Aim
Locate the lines of the listing below that hold "PLUME", then copy each of them.

Data entries:
^^^^^^^^^^^^^^^^
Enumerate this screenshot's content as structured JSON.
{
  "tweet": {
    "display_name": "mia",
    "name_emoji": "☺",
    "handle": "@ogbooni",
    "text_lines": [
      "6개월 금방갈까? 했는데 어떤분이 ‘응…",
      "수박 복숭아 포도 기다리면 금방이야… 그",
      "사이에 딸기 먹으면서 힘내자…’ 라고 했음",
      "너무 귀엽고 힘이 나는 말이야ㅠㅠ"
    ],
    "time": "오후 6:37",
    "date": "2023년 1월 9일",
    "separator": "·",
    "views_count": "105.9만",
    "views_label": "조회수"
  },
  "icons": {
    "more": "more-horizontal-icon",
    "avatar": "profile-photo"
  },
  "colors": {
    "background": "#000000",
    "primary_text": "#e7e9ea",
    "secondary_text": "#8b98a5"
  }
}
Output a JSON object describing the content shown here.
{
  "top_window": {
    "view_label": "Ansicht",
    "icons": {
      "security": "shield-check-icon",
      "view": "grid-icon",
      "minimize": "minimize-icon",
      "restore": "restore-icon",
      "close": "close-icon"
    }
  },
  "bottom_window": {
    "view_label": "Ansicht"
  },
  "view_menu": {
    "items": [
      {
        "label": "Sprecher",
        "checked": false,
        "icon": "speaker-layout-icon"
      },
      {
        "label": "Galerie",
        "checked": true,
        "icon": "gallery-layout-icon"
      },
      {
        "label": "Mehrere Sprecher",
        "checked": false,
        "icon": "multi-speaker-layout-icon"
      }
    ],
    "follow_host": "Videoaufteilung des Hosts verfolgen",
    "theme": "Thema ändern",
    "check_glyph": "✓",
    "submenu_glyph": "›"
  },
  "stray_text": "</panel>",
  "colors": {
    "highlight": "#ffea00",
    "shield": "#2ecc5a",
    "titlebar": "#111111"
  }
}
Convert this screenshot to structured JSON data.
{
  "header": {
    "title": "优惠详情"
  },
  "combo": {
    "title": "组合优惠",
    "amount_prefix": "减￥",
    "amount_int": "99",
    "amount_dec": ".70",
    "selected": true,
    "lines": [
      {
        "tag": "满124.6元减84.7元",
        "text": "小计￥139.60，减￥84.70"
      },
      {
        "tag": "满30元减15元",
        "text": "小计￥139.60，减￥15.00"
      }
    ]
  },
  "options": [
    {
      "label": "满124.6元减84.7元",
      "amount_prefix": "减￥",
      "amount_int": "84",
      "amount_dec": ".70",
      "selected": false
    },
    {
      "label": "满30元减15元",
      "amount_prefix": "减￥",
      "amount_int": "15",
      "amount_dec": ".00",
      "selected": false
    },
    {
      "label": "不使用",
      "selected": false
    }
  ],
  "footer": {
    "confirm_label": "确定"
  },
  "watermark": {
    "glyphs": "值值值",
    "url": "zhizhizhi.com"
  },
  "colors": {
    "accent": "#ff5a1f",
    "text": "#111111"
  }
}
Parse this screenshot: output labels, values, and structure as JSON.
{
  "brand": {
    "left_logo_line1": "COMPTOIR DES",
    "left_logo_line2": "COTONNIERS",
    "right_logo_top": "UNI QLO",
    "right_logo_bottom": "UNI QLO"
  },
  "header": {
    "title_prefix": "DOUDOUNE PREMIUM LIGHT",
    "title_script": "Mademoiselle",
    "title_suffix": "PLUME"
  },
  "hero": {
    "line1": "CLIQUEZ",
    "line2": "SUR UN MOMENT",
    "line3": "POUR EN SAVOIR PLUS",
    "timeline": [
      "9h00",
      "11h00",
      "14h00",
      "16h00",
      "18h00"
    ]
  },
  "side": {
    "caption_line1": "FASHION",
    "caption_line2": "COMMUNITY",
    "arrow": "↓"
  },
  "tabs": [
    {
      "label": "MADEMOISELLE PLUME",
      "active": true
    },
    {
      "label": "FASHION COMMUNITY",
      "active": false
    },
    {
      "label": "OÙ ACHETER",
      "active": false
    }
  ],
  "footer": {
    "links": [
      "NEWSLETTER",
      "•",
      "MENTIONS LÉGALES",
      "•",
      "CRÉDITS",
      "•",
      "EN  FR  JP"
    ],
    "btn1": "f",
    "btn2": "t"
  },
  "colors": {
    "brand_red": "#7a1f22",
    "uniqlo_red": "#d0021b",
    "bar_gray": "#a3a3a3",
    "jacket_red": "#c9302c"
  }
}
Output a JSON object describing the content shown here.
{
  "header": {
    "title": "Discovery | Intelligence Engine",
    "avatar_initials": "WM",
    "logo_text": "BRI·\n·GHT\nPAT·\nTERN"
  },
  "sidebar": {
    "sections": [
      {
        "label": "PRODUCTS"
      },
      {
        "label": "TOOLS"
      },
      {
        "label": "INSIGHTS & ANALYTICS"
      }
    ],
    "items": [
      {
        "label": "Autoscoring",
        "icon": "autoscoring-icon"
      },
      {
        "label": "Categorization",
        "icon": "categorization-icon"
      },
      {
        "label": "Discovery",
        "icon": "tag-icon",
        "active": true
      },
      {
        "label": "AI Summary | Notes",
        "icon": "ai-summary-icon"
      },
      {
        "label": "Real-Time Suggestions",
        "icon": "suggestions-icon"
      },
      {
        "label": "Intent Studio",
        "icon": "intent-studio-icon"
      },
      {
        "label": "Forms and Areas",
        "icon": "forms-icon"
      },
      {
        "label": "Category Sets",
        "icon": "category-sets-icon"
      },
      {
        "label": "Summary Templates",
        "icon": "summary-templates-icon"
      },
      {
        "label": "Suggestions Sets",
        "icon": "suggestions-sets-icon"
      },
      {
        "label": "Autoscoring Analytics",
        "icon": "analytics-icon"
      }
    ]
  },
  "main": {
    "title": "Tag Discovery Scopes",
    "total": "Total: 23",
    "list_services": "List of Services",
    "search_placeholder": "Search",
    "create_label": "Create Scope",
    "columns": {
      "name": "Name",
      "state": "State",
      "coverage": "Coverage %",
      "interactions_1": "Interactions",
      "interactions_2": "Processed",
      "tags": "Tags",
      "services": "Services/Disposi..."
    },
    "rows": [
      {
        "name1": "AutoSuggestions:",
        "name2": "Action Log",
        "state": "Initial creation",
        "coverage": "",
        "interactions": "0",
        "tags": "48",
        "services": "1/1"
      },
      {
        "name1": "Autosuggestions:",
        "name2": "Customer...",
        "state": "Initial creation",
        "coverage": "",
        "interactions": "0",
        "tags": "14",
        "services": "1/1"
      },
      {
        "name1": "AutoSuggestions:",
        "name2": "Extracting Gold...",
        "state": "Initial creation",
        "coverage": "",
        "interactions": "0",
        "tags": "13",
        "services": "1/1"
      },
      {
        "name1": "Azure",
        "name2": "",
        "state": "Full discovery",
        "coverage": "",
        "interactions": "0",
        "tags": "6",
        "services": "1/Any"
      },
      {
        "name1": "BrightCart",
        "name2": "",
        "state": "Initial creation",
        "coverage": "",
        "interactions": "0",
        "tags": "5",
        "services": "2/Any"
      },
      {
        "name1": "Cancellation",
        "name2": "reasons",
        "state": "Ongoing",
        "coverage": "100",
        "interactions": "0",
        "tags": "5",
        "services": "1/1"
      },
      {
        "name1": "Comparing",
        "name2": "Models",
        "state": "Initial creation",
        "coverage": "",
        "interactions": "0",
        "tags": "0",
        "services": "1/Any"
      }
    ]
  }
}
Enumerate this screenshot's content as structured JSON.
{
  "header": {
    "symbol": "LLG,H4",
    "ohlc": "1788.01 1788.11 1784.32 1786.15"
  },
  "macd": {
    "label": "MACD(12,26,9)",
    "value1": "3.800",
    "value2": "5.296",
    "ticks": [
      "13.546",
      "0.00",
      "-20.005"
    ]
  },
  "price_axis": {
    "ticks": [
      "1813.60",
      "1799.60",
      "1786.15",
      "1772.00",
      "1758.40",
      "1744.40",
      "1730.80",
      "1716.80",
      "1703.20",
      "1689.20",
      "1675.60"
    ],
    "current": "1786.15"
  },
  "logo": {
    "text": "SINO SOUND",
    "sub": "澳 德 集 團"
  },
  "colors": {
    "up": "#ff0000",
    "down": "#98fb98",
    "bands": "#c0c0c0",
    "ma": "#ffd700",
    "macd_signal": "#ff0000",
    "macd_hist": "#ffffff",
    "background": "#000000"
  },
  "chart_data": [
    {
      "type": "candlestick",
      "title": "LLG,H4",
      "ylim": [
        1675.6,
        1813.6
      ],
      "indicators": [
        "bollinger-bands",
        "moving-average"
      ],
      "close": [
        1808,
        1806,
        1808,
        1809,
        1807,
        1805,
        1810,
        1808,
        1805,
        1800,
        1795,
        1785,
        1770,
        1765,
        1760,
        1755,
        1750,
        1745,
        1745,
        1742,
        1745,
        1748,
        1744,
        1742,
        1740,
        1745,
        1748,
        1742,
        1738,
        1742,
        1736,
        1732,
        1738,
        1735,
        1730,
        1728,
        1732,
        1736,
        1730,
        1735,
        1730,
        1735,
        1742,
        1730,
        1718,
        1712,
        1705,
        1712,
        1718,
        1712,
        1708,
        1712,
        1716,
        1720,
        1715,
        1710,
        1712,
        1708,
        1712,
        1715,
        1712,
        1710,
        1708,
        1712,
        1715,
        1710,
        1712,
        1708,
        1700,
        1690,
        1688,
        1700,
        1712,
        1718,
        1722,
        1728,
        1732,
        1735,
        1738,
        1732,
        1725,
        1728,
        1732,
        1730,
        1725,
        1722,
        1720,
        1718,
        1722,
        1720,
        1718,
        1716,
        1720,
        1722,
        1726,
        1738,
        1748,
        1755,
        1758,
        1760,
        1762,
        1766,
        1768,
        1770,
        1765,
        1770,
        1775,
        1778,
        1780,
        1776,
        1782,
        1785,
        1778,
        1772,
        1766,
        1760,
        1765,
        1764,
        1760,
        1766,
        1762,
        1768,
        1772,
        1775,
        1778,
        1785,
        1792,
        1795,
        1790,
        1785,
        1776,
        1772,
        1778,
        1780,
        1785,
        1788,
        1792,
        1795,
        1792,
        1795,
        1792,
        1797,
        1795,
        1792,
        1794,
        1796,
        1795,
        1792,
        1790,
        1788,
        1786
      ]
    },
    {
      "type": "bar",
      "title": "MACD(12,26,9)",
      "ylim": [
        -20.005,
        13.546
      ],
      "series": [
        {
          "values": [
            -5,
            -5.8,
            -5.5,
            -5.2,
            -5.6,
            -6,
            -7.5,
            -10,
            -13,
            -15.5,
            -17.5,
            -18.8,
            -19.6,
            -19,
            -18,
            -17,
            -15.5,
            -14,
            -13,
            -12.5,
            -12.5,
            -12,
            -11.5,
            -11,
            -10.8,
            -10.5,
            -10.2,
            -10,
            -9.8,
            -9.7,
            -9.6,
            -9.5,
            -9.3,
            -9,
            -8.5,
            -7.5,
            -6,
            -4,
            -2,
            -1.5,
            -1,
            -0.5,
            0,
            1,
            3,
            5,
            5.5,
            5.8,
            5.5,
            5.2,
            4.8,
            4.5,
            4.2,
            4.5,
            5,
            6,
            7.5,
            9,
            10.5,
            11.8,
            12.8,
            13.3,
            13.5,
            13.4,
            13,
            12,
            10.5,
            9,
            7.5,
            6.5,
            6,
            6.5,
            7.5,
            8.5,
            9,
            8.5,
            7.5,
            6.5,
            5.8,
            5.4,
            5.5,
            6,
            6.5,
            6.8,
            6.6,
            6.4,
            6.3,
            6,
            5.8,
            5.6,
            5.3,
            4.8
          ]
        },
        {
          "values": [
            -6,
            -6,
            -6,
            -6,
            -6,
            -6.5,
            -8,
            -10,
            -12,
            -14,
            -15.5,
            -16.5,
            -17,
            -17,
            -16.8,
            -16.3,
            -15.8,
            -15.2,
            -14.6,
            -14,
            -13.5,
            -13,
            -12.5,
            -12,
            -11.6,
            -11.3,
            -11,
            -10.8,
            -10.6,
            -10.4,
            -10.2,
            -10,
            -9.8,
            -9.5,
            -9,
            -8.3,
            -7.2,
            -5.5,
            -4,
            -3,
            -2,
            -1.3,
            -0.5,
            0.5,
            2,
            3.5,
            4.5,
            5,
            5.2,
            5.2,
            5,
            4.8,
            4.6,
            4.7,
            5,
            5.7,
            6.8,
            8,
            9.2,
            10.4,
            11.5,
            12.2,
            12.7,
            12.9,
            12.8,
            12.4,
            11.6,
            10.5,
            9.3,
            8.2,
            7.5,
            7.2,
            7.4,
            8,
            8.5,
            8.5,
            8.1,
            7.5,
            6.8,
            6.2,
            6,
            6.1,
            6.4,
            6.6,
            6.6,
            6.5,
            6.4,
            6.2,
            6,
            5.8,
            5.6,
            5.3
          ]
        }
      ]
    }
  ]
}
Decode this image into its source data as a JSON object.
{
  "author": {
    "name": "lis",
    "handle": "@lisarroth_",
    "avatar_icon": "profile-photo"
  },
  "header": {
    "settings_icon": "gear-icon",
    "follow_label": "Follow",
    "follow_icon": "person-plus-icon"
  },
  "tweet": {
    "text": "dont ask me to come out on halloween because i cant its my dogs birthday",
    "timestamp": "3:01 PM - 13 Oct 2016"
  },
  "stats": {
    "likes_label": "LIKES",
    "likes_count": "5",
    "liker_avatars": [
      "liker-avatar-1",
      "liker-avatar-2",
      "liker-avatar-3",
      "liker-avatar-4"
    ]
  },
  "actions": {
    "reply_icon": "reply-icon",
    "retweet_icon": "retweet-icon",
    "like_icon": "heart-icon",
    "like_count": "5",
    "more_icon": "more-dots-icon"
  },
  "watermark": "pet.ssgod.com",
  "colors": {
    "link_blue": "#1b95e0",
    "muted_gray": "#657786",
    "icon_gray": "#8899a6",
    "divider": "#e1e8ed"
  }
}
^^^^^^^^^^^^^^^^
Task response
    "title_suffix": "PLUME"
      "label": "MADEMOISELLE PLUME",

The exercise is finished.